### RECORDS ###

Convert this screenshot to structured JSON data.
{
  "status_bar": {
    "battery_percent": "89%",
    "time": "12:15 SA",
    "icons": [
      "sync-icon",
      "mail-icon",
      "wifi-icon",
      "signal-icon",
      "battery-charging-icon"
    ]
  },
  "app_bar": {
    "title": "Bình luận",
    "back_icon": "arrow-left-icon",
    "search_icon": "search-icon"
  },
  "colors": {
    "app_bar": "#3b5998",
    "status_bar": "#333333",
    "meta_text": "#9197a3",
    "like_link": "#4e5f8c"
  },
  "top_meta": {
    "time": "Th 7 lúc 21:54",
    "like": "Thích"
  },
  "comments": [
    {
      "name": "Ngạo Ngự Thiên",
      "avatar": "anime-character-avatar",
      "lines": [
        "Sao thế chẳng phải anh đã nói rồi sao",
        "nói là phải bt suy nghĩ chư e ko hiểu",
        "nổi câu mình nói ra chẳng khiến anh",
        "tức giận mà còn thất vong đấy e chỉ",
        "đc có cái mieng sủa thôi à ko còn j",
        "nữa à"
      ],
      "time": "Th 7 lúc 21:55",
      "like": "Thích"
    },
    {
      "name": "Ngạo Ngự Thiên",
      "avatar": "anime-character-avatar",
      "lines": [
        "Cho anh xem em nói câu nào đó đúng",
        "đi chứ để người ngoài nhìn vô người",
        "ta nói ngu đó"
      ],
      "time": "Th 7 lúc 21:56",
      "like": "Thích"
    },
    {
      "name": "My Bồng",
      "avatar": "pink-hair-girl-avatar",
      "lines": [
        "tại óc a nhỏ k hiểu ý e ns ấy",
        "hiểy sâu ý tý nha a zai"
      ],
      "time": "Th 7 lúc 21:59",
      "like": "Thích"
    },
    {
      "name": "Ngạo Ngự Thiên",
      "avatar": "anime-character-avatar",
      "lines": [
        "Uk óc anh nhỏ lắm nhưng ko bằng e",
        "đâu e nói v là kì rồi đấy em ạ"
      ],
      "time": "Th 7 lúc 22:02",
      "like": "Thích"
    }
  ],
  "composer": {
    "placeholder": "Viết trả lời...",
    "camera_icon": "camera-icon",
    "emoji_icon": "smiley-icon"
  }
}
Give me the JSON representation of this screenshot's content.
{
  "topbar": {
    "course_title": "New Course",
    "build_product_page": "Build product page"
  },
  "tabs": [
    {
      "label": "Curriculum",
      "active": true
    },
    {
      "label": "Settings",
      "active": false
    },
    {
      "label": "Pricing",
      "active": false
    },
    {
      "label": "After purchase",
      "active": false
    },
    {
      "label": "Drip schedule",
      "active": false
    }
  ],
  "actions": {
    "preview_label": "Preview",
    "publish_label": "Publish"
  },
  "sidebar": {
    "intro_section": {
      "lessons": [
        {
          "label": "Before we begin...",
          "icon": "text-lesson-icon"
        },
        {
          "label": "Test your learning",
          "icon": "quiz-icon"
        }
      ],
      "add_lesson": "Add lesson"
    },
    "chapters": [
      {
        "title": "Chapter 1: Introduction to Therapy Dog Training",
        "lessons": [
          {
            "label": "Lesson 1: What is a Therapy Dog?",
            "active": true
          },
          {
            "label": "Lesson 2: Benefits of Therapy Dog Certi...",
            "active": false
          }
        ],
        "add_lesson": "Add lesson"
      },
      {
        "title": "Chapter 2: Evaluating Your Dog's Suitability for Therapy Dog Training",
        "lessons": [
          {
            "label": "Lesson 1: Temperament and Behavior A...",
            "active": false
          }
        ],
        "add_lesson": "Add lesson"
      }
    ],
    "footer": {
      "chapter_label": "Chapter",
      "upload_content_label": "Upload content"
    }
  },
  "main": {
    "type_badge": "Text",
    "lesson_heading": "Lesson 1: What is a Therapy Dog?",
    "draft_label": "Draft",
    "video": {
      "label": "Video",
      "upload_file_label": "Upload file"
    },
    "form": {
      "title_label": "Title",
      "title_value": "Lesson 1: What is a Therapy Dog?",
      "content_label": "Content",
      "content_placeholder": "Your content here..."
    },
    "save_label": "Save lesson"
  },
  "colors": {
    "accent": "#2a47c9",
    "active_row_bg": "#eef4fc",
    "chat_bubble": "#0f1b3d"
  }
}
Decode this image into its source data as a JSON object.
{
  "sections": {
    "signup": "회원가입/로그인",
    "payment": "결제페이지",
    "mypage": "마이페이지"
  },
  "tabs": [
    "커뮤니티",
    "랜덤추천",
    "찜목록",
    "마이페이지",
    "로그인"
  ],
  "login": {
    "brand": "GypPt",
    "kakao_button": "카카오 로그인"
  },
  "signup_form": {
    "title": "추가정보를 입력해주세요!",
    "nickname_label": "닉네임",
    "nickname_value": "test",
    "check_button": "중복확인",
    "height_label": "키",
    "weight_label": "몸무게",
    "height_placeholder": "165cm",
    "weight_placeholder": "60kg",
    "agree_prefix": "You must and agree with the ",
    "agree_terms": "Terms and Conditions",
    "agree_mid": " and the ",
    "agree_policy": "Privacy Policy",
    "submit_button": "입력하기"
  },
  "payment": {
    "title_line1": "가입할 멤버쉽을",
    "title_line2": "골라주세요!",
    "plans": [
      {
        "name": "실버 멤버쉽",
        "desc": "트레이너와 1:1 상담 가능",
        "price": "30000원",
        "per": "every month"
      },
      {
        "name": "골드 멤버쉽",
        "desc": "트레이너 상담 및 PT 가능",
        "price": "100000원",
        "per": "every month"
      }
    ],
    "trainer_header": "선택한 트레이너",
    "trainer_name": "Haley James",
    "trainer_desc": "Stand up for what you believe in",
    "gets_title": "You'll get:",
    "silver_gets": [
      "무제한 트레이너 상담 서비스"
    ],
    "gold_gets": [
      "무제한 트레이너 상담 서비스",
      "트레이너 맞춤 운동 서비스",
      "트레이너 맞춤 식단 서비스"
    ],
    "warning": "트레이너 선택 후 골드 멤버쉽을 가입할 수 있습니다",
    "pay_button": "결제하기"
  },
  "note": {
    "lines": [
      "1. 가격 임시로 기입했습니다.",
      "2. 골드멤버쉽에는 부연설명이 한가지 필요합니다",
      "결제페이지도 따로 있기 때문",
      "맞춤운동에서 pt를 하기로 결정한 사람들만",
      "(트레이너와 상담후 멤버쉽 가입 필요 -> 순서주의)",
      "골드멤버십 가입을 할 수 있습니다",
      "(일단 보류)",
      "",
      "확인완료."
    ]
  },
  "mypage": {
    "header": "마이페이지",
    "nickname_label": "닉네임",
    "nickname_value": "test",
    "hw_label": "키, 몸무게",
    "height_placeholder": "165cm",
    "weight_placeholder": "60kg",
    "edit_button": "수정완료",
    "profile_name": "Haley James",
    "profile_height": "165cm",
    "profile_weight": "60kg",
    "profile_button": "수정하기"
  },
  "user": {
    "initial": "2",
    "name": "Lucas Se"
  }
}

###

WHAT THIS TASK INVOLVES: Please output every record, keeping each line exact.

COMPLETE RESPONSE:
Convert this screenshot to structured JSON data.
{
  "status_bar": {
    "battery_percent": "89%",
    "time": "12:15 SA",
    "icons": [
      "sync-icon",
      "mail-icon",
      "wifi-icon",
      "signal-icon",
      "battery-charging-icon"
    ]
  },
  "app_bar": {
    "title": "Bình luận",
    "back_icon": "arrow-left-icon",
    "search_icon": "search-icon"
  },
  "colors": {
    "app_bar": "#3b5998",
    "status_bar": "#333333",
    "meta_text": "#9197a3",
    "like_link": "#4e5f8c"
  },
  "top_meta": {
    "time": "Th 7 lúc 21:54",
    "like": "Thích"
  },
  "comments": [
    {
      "name": "Ngạo Ngự Thiên",
      "avatar": "anime-character-avatar",
      "lines": [
        "Sao thế chẳng phải anh đã nói rồi sao",
        "nói là phải bt suy nghĩ chư e ko hiểu",
        "nổi câu mình nói ra chẳng khiến anh",
        "tức giận mà còn thất vong đấy e chỉ",
        "đc có cái mieng sủa thôi à ko còn j",
        "nữa à"
      ],
      "time": "Th 7 lúc 21:55",
      "like": "Thích"
    },
    {
      "name": "Ngạo Ngự Thiên",
      "avatar": "anime-character-avatar",
      "lines": [
        "Cho anh xem em nói câu nào đó đúng",
        "đi chứ để người ngoài nhìn vô người",
        "ta nói ngu đó"
      ],
      "time": "Th 7 lúc 21:56",
      "like": "Thích"
    },
    {
      "name": "My Bồng",
      "avatar": "pink-hair-girl-avatar",
      "lines": [
        "tại óc a nhỏ k hiểu ý e ns ấy",
        "hiểy sâu ý tý nha a zai"
      ],
      "time": "Th 7 lúc 21:59",
      "like": "Thích"
    },
    {
      "name": "Ngạo Ngự Thiên",
      "avatar": "anime-character-avatar",
      "lines": [
        "Uk óc anh nhỏ lắm nhưng ko bằng e",
        "đâu e nói v là kì rồi đấy em ạ"
      ],
      "time": "Th 7 lúc 22:02",
      "like": "Thích"
    }
  ],
  "composer": {
    "placeholder": "Viết trả lời...",
    "camera_icon": "camera-icon",
    "emoji_icon": "smiley-icon"
  }
}
Give me the JSON representation of this screenshot's content.
{
  "topbar": {
    "course_title": "New Course",
    "build_product_page": "Build product page"
  },
  "tabs": [
    {
      "label": "Curriculum",
      "active": true
    },
    {
      "label": "Settings",
      "active": false
    },
    {
      "label": "Pricing",
      "active": false
    },
    {
      "label": "After purchase",
      "active": false
    },
    {
      "label": "Drip schedule",
      "active": false
    }
  ],
  "actions": {
    "preview_label": "Preview",
    "publish_label": "Publish"
  },
  "sidebar": {
    "intro_section": {
      "lessons": [
        {
          "label": "Before we begin...",
          "icon": "text-lesson-icon"
        },
        {
          "label": "Test your learning",
          "icon": "quiz-icon"
        }
      ],
      "add_lesson": "Add lesson"
    },
    "chapters": [
      {
        "title": "Chapter 1: Introduction to Therapy Dog Training",
        "lessons": [
          {
            "label": "Lesson 1: What is a Therapy Dog?",
            "active": true
          },
          {
            "label": "Lesson 2: Benefits of Therapy Dog Certi...",
            "active": false
          }
        ],
        "add_lesson": "Add lesson"
      },
      {
        "title": "Chapter 2: Evaluating Your Dog's Suitability for Therapy Dog Training",
        "lessons": [
          {
            "label": "Lesson 1: Temperament and Behavior A...",
            "active": false
          }
        ],
        "add_lesson": "Add lesson"
      }
    ],
    "footer": {
      "chapter_label": "Chapter",
      "upload_content_label": "Upload content"
    }
  },
  "main": {
    "type_badge": "Text",
    "lesson_heading": "Lesson 1: What is a Therapy Dog?",
    "draft_label": "Draft",
    "video": {
      "label": "Video",
      "upload_file_label": "Upload file"
    },
    "form": {
      "title_label": "Title",
      "title_value": "Lesson 1: What is a Therapy Dog?",
      "content_label": "Content",
      "content_placeholder": "Your content here..."
    },
    "save_label": "Save lesson"
  },
  "colors": {
    "accent": "#2a47c9",
    "active_row_bg": "#eef4fc",
    "chat_bubble": "#0f1b3d"
  }
}
Decode this image into its source data as a JSON object.
{
  "sections": {
    "signup": "회원가입/로그인",
    "payment": "결제페이지",
    "mypage": "마이페이지"
  },
  "tabs": [
    "커뮤니티",
    "랜덤추천",
    "찜목록",
    "마이페이지",
    "로그인"
  ],
  "login": {
    "brand": "GypPt",
    "kakao_button": "카카오 로그인"
  },
  "signup_form": {
    "title": "추가정보를 입력해주세요!",
    "nickname_label": "닉네임",
    "nickname_value": "test",
    "check_button": "중복확인",
    "height_label": "키",
    "weight_label": "몸무게",
    "height_placeholder": "165cm",
    "weight_placeholder": "60kg",
    "agree_prefix": "You must and agree with the ",
    "agree_terms": "Terms and Conditions",
    "agree_mid": " and the ",
    "agree_policy": "Privacy Policy",
    "submit_button": "입력하기"
  },
  "payment": {
    "title_line1": "가입할 멤버쉽을",
    "title_line2": "골라주세요!",
    "plans": [
      {
        "name": "실버 멤버쉽",
        "desc": "트레이너와 1:1 상담 가능",
        "price": "30000원",
        "per": "every month"
      },
      {
        "name": "골드 멤버쉽",
        "desc": "트레이너 상담 및 PT 가능",
        "price": "100000원",
        "per": "every month"
      }
    ],
    "trainer_header": "선택한 트레이너",
    "trainer_name": "Haley James",
    "trainer_desc": "Stand up for what you believe in",
    "gets_title": "You'll get:",
    "silver_gets": [
      "무제한 트레이너 상담 서비스"
    ],
    "gold_gets": [
      "무제한 트레이너 상담 서비스",
      "트레이너 맞춤 운동 서비스",
      "트레이너 맞춤 식단 서비스"
    ],
    "warning": "트레이너 선택 후 골드 멤버쉽을 가입할 수 있습니다",
    "pay_button": "결제하기"
  },
  "note": {
    "lines": [
      "1. 가격 임시로 기입했습니다.",
      "2. 골드멤버쉽에는 부연설명이 한가지 필요합니다",
      "결제페이지도 따로 있기 때문",
      "맞춤운동에서 pt를 하기로 결정한 사람들만",
      "(트레이너와 상담후 멤버쉽 가입 필요 -> 순서주의)",
      "골드멤버십 가입을 할 수 있습니다",
      "(일단 보류)",
      "",
      "확인완료."
    ]
  },
  "mypage": {
    "header": "마이페이지",
    "nickname_label": "닉네임",
    "nickname_value": "test",
    "hw_label": "키, 몸무게",
    "height_placeholder": "165cm",
    "weight_placeholder": "60kg",
    "edit_button": "수정완료",
    "profile_name": "Haley James",
    "profile_height": "165cm",
    "profile_weight": "60kg",
    "profile_button": "수정하기"
  },
  "user": {
    "initial": "2",
    "name": "Lucas Se"
  }
}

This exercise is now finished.